REQUIRED TASK: In the entries below, find every line holding the string "代入①式得" and collect it.

RECORDS SHOWN:

<<<<

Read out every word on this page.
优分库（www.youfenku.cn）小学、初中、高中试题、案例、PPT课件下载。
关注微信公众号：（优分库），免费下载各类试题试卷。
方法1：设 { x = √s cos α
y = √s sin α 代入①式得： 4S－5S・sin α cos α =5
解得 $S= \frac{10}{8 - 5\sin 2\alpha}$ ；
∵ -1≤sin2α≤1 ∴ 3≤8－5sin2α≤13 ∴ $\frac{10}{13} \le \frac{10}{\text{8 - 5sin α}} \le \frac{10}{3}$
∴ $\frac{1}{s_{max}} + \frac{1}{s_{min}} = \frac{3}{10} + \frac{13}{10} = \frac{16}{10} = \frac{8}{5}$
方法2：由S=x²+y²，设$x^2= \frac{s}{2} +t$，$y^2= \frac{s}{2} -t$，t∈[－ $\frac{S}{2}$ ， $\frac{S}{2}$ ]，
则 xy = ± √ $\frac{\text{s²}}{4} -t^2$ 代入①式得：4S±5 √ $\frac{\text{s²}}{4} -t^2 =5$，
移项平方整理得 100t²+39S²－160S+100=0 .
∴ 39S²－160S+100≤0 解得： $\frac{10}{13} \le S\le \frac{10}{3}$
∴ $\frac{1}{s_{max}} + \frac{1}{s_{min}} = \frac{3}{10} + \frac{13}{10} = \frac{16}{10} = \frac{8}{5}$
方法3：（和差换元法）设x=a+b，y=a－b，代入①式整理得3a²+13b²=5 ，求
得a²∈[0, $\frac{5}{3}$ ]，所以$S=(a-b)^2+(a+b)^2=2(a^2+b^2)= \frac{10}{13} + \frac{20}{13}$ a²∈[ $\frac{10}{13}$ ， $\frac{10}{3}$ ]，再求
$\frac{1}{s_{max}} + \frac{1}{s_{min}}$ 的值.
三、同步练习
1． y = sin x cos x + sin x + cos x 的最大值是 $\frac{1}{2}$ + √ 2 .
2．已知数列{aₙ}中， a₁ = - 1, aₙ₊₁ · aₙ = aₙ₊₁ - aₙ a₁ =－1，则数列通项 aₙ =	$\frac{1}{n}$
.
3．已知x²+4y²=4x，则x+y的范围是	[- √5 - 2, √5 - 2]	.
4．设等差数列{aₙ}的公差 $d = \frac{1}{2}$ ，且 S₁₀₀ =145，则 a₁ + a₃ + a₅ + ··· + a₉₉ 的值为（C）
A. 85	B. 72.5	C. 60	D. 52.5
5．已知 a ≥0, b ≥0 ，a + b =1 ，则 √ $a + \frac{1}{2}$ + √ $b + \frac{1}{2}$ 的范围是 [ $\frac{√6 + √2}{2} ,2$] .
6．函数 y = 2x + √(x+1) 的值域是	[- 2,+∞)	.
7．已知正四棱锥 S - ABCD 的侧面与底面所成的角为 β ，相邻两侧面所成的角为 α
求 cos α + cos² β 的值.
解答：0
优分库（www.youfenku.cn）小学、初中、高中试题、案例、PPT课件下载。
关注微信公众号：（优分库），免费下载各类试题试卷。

>>>>

OUTPUT FOR THIS TASK:
y = √s sin α 代入①式得： 4S－5S・sin α cos α =5
则 xy = ± √ $\frac{\text{s²}}{4} -t^2$ 代入①式得：4S±5 √ $\frac{\text{s²}}{4} -t^2 =5$，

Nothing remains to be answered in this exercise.